— BEGIN Excerpted records —
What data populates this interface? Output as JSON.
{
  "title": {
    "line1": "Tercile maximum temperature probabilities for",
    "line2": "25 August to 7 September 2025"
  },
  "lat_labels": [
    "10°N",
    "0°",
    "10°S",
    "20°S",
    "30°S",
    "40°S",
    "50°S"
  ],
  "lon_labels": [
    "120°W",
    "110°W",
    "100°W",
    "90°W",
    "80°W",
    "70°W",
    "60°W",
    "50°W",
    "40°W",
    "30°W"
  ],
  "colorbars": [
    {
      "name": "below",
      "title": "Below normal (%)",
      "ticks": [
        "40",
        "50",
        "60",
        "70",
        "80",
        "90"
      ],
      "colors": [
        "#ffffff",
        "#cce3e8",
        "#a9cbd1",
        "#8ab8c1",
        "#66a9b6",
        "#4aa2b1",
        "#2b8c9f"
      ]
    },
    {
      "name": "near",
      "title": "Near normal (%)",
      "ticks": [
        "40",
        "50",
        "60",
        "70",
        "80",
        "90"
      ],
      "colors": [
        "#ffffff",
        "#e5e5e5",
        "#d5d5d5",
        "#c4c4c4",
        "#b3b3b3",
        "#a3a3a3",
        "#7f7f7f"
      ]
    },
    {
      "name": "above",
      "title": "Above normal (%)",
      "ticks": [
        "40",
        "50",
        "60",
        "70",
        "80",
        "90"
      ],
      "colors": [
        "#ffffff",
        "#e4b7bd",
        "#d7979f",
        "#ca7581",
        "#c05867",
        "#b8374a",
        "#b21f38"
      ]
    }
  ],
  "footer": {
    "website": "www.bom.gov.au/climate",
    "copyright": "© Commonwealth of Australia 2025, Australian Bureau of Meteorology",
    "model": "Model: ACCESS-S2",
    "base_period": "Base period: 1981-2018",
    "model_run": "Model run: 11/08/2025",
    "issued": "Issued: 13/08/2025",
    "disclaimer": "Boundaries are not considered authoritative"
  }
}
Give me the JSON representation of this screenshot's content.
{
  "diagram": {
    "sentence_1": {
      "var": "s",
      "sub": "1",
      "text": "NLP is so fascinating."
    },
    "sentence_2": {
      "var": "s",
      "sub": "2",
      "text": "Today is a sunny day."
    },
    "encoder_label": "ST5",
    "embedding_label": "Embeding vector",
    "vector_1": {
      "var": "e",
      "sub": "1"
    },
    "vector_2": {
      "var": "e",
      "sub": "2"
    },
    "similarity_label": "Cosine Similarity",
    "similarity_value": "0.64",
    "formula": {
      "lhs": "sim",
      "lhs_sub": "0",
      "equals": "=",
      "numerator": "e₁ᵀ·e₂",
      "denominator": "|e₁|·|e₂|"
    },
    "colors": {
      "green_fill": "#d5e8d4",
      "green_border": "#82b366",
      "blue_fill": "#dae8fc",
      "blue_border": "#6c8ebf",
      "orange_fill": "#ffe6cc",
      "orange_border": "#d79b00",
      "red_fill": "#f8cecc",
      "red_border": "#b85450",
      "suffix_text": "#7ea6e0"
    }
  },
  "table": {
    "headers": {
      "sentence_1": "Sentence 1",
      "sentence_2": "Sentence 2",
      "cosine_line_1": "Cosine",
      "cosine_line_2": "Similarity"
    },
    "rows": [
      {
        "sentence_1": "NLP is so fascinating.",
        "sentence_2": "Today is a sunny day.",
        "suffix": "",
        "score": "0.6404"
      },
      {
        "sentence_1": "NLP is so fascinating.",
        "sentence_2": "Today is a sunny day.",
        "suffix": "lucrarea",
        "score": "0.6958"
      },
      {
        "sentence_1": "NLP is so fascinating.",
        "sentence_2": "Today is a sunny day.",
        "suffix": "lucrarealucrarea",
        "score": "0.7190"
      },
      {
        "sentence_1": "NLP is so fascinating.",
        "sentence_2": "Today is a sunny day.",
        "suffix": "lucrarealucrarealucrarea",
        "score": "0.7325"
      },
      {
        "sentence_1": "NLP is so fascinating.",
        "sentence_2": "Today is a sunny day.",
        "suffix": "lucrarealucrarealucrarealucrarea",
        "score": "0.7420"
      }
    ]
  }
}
— END Excerpted records —
**Short problem**
Return only the count of lines in the records that hold the word "this".

**Task response**
2